→ **WORK TO DO**: Restate the entries below word for word, omitting nothing.

→ **RECORDS SHOWN**:
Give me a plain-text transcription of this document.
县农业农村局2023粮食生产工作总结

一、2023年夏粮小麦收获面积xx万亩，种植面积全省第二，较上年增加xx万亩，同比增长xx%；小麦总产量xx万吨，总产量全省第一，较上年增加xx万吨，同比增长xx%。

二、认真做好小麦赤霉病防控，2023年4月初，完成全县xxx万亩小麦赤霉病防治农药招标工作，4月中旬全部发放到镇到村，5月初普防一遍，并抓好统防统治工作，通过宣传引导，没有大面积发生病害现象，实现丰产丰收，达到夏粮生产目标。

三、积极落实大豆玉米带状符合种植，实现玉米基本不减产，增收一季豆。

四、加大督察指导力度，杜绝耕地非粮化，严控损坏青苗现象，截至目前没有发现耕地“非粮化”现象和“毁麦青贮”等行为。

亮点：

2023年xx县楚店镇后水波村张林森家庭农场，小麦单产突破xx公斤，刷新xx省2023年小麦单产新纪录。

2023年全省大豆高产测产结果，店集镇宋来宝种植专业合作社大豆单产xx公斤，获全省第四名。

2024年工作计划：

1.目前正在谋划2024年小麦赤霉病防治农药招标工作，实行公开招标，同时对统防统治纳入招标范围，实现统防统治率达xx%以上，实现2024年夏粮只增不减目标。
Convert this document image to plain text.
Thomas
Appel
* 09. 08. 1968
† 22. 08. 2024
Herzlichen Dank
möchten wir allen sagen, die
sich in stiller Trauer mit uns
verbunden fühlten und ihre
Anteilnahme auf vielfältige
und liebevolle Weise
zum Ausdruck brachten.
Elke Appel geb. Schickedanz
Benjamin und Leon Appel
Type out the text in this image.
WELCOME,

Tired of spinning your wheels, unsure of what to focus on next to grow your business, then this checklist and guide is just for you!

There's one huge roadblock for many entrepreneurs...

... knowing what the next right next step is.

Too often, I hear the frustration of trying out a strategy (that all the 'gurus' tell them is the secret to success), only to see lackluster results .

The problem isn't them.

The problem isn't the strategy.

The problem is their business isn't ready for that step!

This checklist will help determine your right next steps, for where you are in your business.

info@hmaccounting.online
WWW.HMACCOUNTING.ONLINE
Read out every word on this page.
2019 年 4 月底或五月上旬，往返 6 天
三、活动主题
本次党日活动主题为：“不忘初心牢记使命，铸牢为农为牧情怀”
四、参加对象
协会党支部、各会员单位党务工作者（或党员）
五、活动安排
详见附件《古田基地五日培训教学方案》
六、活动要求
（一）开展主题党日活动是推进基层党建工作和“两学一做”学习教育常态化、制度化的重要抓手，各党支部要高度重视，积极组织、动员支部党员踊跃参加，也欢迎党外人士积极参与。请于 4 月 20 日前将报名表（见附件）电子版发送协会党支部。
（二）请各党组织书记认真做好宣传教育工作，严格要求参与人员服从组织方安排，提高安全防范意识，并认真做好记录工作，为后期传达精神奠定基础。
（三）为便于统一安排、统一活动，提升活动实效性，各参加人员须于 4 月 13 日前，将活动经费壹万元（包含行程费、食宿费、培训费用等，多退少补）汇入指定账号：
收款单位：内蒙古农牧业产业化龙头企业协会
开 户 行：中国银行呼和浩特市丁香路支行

→ **CORRECT RESULT**:
Give me a plain-text transcription of this document.
县农业农村局2023粮食生产工作总结

一、2023年夏粮小麦收获面积xx万亩，种植面积全省第二，较上年增加xx万亩，同比增长xx%；小麦总产量xx万吨，总产量全省第一，较上年增加xx万吨，同比增长xx%。

二、认真做好小麦赤霉病防控，2023年4月初，完成全县xxx万亩小麦赤霉病防治农药招标工作，4月中旬全部发放到镇到村，5月初普防一遍，并抓好统防统治工作，通过宣传引导，没有大面积发生病害现象，实现丰产丰收，达到夏粮生产目标。

三、积极落实大豆玉米带状符合种植，实现玉米基本不减产，增收一季豆。

四、加大督察指导力度，杜绝耕地非粮化，严控损坏青苗现象，截至目前没有发现耕地“非粮化”现象和“毁麦青贮”等行为。

亮点：

2023年xx县楚店镇后水波村张林森家庭农场，小麦单产突破xx公斤，刷新xx省2023年小麦单产新纪录。

2023年全省大豆高产测产结果，店集镇宋来宝种植专业合作社大豆单产xx公斤，获全省第四名。

2024年工作计划：

1.目前正在谋划2024年小麦赤霉病防治农药招标工作，实行公开招标，同时对统防统治纳入招标范围，实现统防统治率达xx%以上，实现2024年夏粮只增不减目标。
Convert this document image to plain text.
Thomas
Appel
* 09. 08. 1968
† 22. 08. 2024
Herzlichen Dank
möchten wir allen sagen, die
sich in stiller Trauer mit uns
verbunden fühlten und ihre
Anteilnahme auf vielfältige
und liebevolle Weise
zum Ausdruck brachten.
Elke Appel geb. Schickedanz
Benjamin und Leon Appel
Type out the text in this image.
WELCOME,

Tired of spinning your wheels, unsure of what to focus on next to grow your business, then this checklist and guide is just for you!

There's one huge roadblock for many entrepreneurs...

... knowing what the next right next step is.

Too often, I hear the frustration of trying out a strategy (that all the 'gurus' tell them is the secret to success), only to see lackluster results .

The problem isn't them.

The problem isn't the strategy.

The problem is their business isn't ready for that step!

This checklist will help determine your right next steps, for where you are in your business.

info@hmaccounting.online
WWW.HMACCOUNTING.ONLINE
Read out every word on this page.
2019 年 4 月底或五月上旬，往返 6 天
三、活动主题
本次党日活动主题为：“不忘初心牢记使命，铸牢为农为牧情怀”
四、参加对象
协会党支部、各会员单位党务工作者（或党员）
五、活动安排
详见附件《古田基地五日培训教学方案》
六、活动要求
（一）开展主题党日活动是推进基层党建工作和“两学一做”学习教育常态化、制度化的重要抓手，各党支部要高度重视，积极组织、动员支部党员踊跃参加，也欢迎党外人士积极参与。请于 4 月 20 日前将报名表（见附件）电子版发送协会党支部。
（二）请各党组织书记认真做好宣传教育工作，严格要求参与人员服从组织方安排，提高安全防范意识，并认真做好记录工作，为后期传达精神奠定基础。
（三）为便于统一安排、统一活动，提升活动实效性，各参加人员须于 4 月 13 日前，将活动经费壹万元（包含行程费、食宿费、培训费用等，多退少补）汇入指定账号：
收款单位：内蒙古农牧业产业化龙头企业协会
开 户 行：中国银行呼和浩特市丁香路支行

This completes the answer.